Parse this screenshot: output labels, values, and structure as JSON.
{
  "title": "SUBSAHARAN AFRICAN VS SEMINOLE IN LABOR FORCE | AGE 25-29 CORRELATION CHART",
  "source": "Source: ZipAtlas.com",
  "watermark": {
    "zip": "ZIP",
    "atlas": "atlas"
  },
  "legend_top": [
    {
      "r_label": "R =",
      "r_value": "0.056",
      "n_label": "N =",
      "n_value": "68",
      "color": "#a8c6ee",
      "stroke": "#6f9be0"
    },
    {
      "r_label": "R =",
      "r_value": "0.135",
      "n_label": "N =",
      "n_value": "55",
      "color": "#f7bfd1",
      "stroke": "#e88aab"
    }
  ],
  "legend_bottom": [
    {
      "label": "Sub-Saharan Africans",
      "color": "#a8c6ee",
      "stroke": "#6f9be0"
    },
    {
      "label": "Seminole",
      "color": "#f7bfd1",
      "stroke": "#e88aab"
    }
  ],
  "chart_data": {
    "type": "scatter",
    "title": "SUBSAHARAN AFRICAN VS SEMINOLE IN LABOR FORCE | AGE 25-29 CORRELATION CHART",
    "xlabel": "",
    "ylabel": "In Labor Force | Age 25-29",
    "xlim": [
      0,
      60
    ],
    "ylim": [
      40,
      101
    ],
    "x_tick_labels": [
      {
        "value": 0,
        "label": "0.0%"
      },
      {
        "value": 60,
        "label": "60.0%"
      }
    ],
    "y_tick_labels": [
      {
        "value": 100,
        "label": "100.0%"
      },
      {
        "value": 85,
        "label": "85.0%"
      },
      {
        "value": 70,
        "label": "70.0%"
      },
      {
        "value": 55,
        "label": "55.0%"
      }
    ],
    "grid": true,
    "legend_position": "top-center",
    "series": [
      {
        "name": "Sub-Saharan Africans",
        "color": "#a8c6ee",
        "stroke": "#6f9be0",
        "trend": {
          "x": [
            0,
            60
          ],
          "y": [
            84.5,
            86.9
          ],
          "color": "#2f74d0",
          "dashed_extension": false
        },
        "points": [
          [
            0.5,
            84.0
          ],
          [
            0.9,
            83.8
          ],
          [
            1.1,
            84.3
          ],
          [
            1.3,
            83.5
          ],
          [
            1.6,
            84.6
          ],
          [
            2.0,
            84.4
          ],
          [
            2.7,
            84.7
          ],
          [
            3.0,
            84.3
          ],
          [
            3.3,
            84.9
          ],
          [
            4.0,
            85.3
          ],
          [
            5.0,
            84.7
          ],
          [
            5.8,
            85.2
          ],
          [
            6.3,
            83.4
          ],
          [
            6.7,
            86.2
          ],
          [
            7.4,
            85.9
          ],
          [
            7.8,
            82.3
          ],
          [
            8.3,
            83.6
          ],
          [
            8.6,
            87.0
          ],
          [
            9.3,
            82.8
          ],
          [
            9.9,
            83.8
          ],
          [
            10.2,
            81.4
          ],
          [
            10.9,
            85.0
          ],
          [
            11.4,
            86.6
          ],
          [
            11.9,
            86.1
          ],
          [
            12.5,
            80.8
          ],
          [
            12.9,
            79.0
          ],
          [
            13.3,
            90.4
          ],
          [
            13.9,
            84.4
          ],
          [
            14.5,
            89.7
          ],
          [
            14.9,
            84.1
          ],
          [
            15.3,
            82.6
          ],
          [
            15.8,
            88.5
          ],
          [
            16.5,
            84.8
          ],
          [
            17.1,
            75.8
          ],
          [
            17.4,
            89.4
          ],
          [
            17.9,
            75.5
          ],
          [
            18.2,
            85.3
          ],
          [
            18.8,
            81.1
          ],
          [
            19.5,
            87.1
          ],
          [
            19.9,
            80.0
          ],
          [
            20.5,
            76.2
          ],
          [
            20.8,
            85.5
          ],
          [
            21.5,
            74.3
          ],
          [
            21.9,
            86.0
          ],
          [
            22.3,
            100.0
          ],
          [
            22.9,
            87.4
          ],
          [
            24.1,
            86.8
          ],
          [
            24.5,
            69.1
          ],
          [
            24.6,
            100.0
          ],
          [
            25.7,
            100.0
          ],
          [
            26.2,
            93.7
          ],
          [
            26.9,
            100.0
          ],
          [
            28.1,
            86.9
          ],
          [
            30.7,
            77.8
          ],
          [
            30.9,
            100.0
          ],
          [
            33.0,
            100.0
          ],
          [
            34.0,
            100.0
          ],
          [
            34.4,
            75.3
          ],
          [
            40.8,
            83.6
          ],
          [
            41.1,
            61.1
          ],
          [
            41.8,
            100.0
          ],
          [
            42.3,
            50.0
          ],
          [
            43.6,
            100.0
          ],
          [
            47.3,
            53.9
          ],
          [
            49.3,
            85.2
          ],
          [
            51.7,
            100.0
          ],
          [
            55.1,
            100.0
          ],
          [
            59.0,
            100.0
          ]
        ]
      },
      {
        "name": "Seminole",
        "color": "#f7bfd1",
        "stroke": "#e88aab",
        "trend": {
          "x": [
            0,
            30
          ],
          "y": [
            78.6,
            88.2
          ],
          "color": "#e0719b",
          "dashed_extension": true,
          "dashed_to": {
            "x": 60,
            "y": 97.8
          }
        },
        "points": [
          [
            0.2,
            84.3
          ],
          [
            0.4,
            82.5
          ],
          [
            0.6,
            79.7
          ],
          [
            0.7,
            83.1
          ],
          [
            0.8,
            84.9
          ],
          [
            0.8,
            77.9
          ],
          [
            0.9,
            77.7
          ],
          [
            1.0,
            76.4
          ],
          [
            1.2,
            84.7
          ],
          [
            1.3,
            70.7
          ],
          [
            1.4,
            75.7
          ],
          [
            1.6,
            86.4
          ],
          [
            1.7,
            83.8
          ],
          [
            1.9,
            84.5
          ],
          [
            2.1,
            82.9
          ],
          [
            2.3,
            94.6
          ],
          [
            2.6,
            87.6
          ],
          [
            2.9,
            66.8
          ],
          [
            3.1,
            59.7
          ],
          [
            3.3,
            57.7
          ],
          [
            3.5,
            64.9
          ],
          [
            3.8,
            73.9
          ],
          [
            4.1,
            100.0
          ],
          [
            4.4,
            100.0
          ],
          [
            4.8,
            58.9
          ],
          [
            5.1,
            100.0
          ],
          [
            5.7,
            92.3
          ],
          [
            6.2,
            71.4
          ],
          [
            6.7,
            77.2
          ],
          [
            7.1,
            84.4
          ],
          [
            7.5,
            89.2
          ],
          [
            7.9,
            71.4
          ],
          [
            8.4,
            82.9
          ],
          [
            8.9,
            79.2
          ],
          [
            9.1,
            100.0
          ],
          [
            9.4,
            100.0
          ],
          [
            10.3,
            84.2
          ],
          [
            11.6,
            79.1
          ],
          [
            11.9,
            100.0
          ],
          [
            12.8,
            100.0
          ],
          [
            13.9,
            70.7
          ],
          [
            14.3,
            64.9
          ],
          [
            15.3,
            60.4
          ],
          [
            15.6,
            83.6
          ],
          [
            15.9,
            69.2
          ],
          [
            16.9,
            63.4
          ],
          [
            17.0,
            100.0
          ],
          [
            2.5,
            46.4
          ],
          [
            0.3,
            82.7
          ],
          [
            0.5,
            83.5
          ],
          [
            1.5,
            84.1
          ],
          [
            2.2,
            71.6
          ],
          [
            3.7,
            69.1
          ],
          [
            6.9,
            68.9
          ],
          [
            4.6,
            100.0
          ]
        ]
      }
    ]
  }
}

WHAT YOU SHOULD DO: Return every line exactly.

FULL SOLUTION:
Parse this screenshot: output labels, values, and structure as JSON.
{
  "title": "SUBSAHARAN AFRICAN VS SEMINOLE IN LABOR FORCE | AGE 25-29 CORRELATION CHART",
  "source": "Source: ZipAtlas.com",
  "watermark": {
    "zip": "ZIP",
    "atlas": "atlas"
  },
  "legend_top": [
    {
      "r_label": "R =",
      "r_value": "0.056",
      "n_label": "N =",
      "n_value": "68",
      "color": "#a8c6ee",
      "stroke": "#6f9be0"
    },
    {
      "r_label": "R =",
      "r_value": "0.135",
      "n_label": "N =",
      "n_value": "55",
      "color": "#f7bfd1",
      "stroke": "#e88aab"
    }
  ],
  "legend_bottom": [
    {
      "label": "Sub-Saharan Africans",
      "color": "#a8c6ee",
      "stroke": "#6f9be0"
    },
    {
      "label": "Seminole",
      "color": "#f7bfd1",
      "stroke": "#e88aab"
    }
  ],
  "chart_data": {
    "type": "scatter",
    "title": "SUBSAHARAN AFRICAN VS SEMINOLE IN LABOR FORCE | AGE 25-29 CORRELATION CHART",
    "xlabel": "",
    "ylabel": "In Labor Force | Age 25-29",
    "xlim": [
      0,
      60
    ],
    "ylim": [
      40,
      101
    ],
    "x_tick_labels": [
      {
        "value": 0,
        "label": "0.0%"
      },
      {
        "value": 60,
        "label": "60.0%"
      }
    ],
    "y_tick_labels": [
      {
        "value": 100,
        "label": "100.0%"
      },
      {
        "value": 85,
        "label": "85.0%"
      },
      {
        "value": 70,
        "label": "70.0%"
      },
      {
        "value": 55,
        "label": "55.0%"
      }
    ],
    "grid": true,
    "legend_position": "top-center",
    "series": [
      {
        "name": "Sub-Saharan Africans",
        "color": "#a8c6ee",
        "stroke": "#6f9be0",
        "trend": {
          "x": [
            0,
            60
          ],
          "y": [
            84.5,
            86.9
          ],
          "color": "#2f74d0",
          "dashed_extension": false
        },
        "points": [
          [
            0.5,
            84.0
          ],
          [
            0.9,
            83.8
          ],
          [
            1.1,
            84.3
          ],
          [
            1.3,
            83.5
          ],
          [
            1.6,
            84.6
          ],
          [
            2.0,
            84.4
          ],
          [
            2.7,
            84.7
          ],
          [
            3.0,
            84.3
          ],
          [
            3.3,
            84.9
          ],
          [
            4.0,
            85.3
          ],
          [
            5.0,
            84.7
          ],
          [
            5.8,
            85.2
          ],
          [
            6.3,
            83.4
          ],
          [
            6.7,
            86.2
          ],
          [
            7.4,
            85.9
          ],
          [
            7.8,
            82.3
          ],
          [
            8.3,
            83.6
          ],
          [
            8.6,
            87.0
          ],
          [
            9.3,
            82.8
          ],
          [
            9.9,
            83.8
          ],
          [
            10.2,
            81.4
          ],
          [
            10.9,
            85.0
          ],
          [
            11.4,
            86.6
          ],
          [
            11.9,
            86.1
          ],
          [
            12.5,
            80.8
          ],
          [
            12.9,
            79.0
          ],
          [
            13.3,
            90.4
          ],
          [
            13.9,
            84.4
          ],
          [
            14.5,
            89.7
          ],
          [
            14.9,
            84.1
          ],
          [
            15.3,
            82.6
          ],
          [
            15.8,
            88.5
          ],
          [
            16.5,
            84.8
          ],
          [
            17.1,
            75.8
          ],
          [
            17.4,
            89.4
          ],
          [
            17.9,
            75.5
          ],
          [
            18.2,
            85.3
          ],
          [
            18.8,
            81.1
          ],
          [
            19.5,
            87.1
          ],
          [
            19.9,
            80.0
          ],
          [
            20.5,
            76.2
          ],
          [
            20.8,
            85.5
          ],
          [
            21.5,
            74.3
          ],
          [
            21.9,
            86.0
          ],
          [
            22.3,
            100.0
          ],
          [
            22.9,
            87.4
          ],
          [
            24.1,
            86.8
          ],
          [
            24.5,
            69.1
          ],
          [
            24.6,
            100.0
          ],
          [
            25.7,
            100.0
          ],
          [
            26.2,
            93.7
          ],
          [
            26.9,
            100.0
          ],
          [
            28.1,
            86.9
          ],
          [
            30.7,
            77.8
          ],
          [
            30.9,
            100.0
          ],
          [
            33.0,
            100.0
          ],
          [
            34.0,
            100.0
          ],
          [
            34.4,
            75.3
          ],
          [
            40.8,
            83.6
          ],
          [
            41.1,
            61.1
          ],
          [
            41.8,
            100.0
          ],
          [
            42.3,
            50.0
          ],
          [
            43.6,
            100.0
          ],
          [
            47.3,
            53.9
          ],
          [
            49.3,
            85.2
          ],
          [
            51.7,
            100.0
          ],
          [
            55.1,
            100.0
          ],
          [
            59.0,
            100.0
          ]
        ]
      },
      {
        "name": "Seminole",
        "color": "#f7bfd1",
        "stroke": "#e88aab",
        "trend": {
          "x": [
            0,
            30
          ],
          "y": [
            78.6,
            88.2
          ],
          "color": "#e0719b",
          "dashed_extension": true,
          "dashed_to": {
            "x": 60,
            "y": 97.8
          }
        },
        "points": [
          [
            0.2,
            84.3
          ],
          [
            0.4,
            82.5
          ],
          [
            0.6,
            79.7
          ],
          [
            0.7,
            83.1
          ],
          [
            0.8,
            84.9
          ],
          [
            0.8,
            77.9
          ],
          [
            0.9,
            77.7
          ],
          [
            1.0,
            76.4
          ],
          [
            1.2,
            84.7
          ],
          [
            1.3,
            70.7
          ],
          [
            1.4,
            75.7
          ],
          [
            1.6,
            86.4
          ],
          [
            1.7,
            83.8
          ],
          [
            1.9,
            84.5
          ],
          [
            2.1,
            82.9
          ],
          [
            2.3,
            94.6
          ],
          [
            2.6,
            87.6
          ],
          [
            2.9,
            66.8
          ],
          [
            3.1,
            59.7
          ],
          [
            3.3,
            57.7
          ],
          [
            3.5,
            64.9
          ],
          [
            3.8,
            73.9
          ],
          [
            4.1,
            100.0
          ],
          [
            4.4,
            100.0
          ],
          [
            4.8,
            58.9
          ],
          [
            5.1,
            100.0
          ],
          [
            5.7,
            92.3
          ],
          [
            6.2,
            71.4
          ],
          [
            6.7,
            77.2
          ],
          [
            7.1,
            84.4
          ],
          [
            7.5,
            89.2
          ],
          [
            7.9,
            71.4
          ],
          [
            8.4,
            82.9
          ],
          [
            8.9,
            79.2
          ],
          [
            9.1,
            100.0
          ],
          [
            9.4,
            100.0
          ],
          [
            10.3,
            84.2
          ],
          [
            11.6,
            79.1
          ],
          [
            11.9,
            100.0
          ],
          [
            12.8,
            100.0
          ],
          [
            13.9,
            70.7
          ],
          [
            14.3,
            64.9
          ],
          [
            15.3,
            60.4
          ],
          [
            15.6,
            83.6
          ],
          [
            15.9,
            69.2
          ],
          [
            16.9,
            63.4
          ],
          [
            17.0,
            100.0
          ],
          [
            2.5,
            46.4
          ],
          [
            0.3,
            82.7
          ],
          [
            0.5,
            83.5
          ],
          [
            1.5,
            84.1
          ],
          [
            2.2,
            71.6
          ],
          [
            3.7,
            69.1
          ],
          [
            6.9,
            68.9
          ],
          [
            4.6,
            100.0
          ]
        ]
      }
    ]
  }
}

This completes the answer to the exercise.